*Problem details:*
Look through the data below. Pick out the lines holding the string "this".

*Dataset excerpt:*
########################################

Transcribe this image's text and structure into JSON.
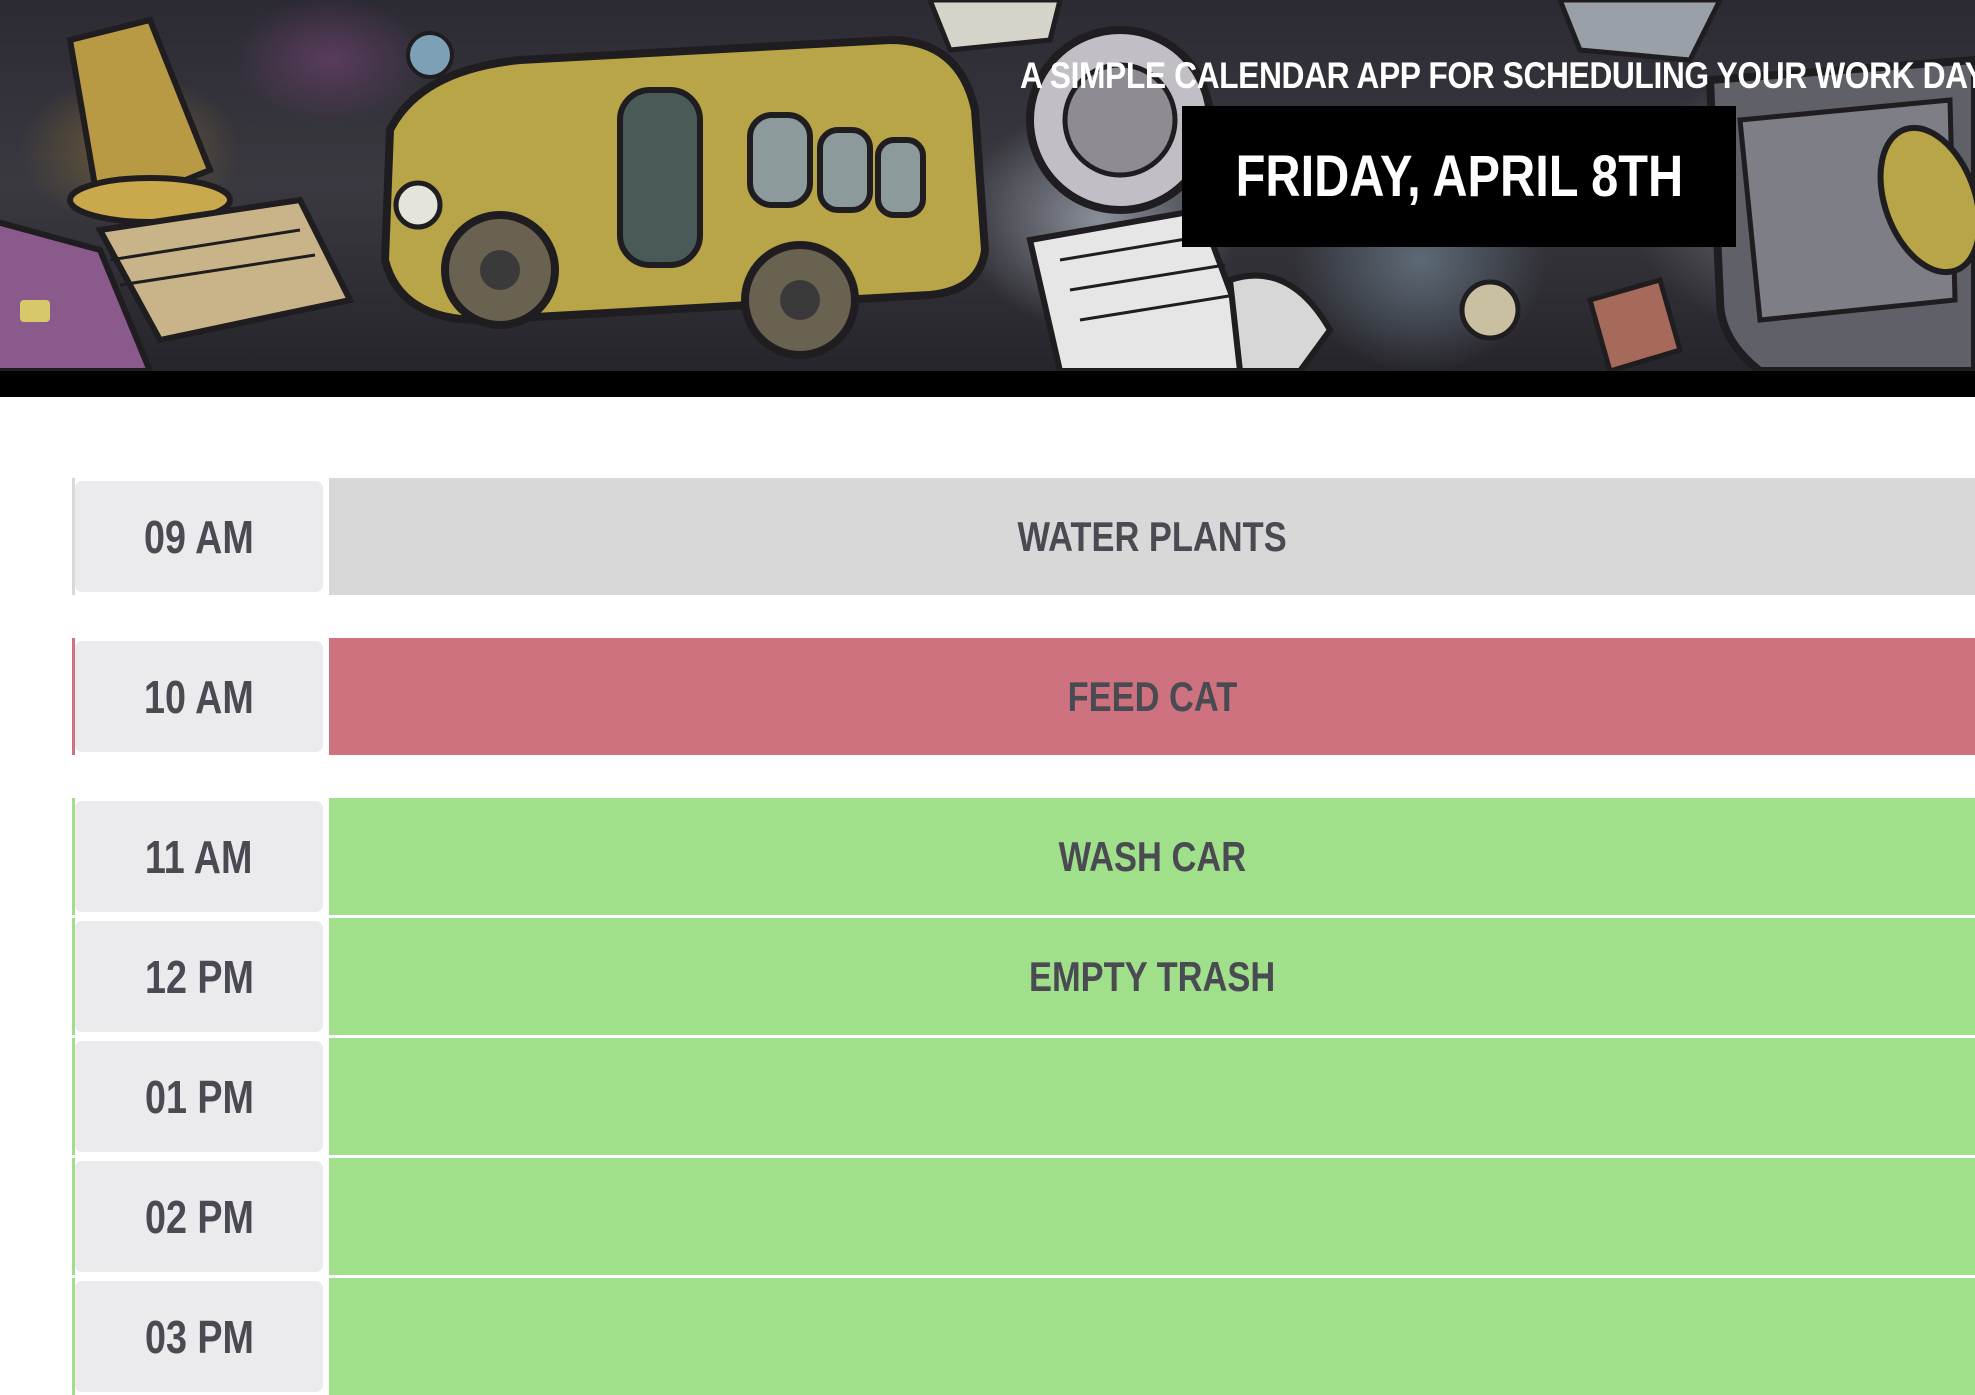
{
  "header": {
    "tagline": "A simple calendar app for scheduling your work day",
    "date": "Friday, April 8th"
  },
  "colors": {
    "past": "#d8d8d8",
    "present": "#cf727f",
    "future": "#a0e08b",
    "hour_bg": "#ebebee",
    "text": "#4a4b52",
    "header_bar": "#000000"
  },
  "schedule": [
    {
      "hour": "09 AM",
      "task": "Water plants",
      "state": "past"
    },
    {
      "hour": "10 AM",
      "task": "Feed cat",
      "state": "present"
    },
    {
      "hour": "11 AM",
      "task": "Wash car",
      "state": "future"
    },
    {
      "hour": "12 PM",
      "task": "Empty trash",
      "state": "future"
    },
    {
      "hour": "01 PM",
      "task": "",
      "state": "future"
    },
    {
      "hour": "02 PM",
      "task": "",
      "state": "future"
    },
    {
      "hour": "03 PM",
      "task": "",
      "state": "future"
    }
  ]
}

########################################

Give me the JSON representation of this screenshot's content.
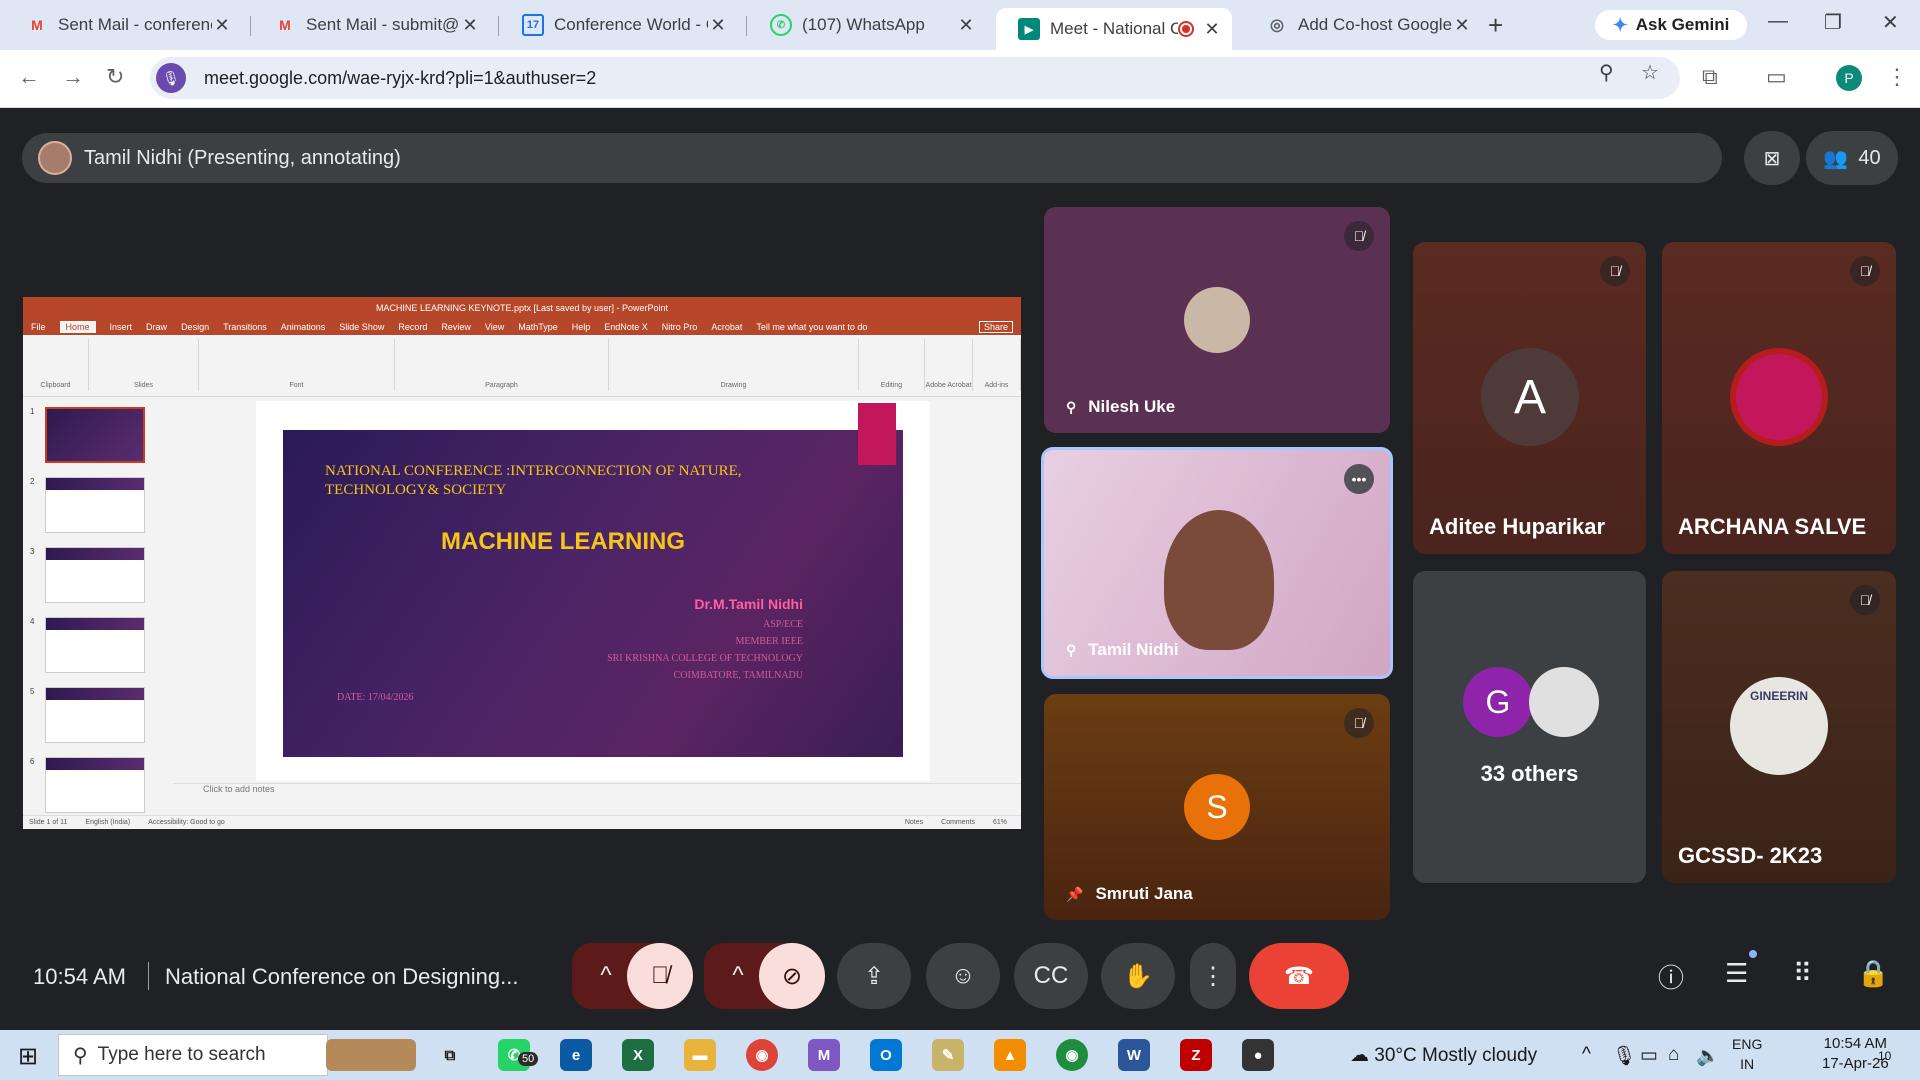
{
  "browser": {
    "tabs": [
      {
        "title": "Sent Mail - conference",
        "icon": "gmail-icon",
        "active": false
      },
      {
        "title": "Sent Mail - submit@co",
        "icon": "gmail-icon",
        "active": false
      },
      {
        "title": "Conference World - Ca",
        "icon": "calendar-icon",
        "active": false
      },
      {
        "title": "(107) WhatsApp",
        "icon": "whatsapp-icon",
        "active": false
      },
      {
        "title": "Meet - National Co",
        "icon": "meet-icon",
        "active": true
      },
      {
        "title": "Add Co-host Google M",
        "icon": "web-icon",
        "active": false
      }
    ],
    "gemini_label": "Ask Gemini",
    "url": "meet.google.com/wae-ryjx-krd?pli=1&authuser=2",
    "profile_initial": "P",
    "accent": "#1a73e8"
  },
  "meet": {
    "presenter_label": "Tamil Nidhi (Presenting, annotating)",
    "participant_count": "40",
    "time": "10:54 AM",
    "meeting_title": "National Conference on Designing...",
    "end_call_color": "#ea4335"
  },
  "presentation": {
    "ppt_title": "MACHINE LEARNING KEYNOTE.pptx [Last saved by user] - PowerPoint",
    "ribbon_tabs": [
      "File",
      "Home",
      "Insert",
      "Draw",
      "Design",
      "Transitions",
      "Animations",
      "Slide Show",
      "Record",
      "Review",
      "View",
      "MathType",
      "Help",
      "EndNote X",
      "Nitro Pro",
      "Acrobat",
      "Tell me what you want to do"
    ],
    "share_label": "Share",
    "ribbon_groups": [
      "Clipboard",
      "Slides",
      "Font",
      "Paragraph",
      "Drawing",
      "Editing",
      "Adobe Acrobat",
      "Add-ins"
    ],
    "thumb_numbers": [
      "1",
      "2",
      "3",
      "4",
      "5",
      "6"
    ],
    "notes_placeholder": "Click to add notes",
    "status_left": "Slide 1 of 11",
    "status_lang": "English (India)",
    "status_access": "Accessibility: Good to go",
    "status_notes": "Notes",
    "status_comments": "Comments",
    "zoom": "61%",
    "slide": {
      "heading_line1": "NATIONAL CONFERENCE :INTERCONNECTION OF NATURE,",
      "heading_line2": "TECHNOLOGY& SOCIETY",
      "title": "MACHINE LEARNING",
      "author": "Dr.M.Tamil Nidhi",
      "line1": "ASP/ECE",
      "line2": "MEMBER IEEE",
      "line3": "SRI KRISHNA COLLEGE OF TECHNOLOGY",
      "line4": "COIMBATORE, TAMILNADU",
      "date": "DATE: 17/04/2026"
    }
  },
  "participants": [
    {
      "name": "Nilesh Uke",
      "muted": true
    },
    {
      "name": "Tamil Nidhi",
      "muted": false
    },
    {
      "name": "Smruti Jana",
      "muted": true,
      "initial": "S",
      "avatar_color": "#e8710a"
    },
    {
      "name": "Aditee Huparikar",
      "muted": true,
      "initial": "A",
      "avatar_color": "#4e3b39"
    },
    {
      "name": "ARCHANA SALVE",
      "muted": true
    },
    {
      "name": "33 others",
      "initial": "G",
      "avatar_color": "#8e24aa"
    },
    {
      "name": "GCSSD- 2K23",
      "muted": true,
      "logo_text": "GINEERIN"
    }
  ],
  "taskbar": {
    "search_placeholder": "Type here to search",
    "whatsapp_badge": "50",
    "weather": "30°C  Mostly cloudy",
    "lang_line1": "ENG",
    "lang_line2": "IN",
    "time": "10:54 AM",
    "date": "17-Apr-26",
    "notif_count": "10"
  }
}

########################################

*Result of the task:*
Transcribe this image's text and structure into JSON.
Give me the JSON representation of this screenshot's content.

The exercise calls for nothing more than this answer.